**Exercise input**
┄┄┄┄┄┄

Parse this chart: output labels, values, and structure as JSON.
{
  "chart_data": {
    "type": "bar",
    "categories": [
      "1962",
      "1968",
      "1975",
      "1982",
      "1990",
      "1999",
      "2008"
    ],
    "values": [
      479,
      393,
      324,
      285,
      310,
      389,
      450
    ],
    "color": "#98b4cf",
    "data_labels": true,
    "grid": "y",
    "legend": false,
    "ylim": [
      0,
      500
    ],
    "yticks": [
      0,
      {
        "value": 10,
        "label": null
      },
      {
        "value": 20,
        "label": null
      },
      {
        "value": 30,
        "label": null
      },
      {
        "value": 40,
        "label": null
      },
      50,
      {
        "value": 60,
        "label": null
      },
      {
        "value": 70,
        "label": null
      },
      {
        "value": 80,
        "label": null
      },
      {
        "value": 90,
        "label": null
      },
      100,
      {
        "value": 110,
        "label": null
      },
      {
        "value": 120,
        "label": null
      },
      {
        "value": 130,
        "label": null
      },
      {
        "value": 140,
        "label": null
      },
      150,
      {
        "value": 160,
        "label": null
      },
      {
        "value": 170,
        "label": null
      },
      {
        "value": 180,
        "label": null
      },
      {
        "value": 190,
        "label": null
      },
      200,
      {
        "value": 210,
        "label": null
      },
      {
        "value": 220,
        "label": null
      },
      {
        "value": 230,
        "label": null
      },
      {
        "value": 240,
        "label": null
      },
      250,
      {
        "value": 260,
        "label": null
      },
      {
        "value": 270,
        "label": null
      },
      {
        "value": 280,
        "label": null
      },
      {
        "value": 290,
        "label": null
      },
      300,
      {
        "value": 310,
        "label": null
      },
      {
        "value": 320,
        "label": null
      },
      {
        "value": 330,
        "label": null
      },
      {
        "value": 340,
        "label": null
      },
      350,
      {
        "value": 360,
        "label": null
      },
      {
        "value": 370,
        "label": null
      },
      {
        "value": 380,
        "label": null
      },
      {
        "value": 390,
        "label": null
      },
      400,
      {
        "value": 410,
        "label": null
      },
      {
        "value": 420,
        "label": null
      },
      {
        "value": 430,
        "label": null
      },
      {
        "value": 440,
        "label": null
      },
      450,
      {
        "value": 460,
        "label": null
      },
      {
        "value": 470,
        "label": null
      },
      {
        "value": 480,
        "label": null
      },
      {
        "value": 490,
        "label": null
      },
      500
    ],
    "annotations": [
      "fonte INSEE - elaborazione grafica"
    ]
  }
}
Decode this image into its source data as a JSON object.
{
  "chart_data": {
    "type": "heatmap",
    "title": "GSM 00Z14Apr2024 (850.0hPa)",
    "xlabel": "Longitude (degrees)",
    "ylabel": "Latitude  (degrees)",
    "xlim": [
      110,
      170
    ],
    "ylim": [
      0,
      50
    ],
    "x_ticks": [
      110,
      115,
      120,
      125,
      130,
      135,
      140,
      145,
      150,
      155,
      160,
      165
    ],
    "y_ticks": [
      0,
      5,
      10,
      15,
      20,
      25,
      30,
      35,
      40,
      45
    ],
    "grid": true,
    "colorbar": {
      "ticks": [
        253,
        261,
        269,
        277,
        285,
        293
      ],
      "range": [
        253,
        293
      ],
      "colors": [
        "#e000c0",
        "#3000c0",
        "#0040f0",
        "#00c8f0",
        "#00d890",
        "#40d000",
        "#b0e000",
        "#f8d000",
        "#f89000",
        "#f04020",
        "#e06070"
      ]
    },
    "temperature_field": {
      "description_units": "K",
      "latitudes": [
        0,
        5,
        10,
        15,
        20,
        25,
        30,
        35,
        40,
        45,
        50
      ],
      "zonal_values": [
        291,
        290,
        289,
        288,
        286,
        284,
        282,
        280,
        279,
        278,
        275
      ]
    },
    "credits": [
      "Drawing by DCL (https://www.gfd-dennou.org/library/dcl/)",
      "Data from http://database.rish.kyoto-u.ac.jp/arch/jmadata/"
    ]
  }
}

┄┄┄┄┄┄

**Work instructions**
Return only those lines of the records that contain the string "JSON".

**Solution below**
Parse this chart: output labels, values, and structure as JSON.
Decode this image into its source data as a JSON object.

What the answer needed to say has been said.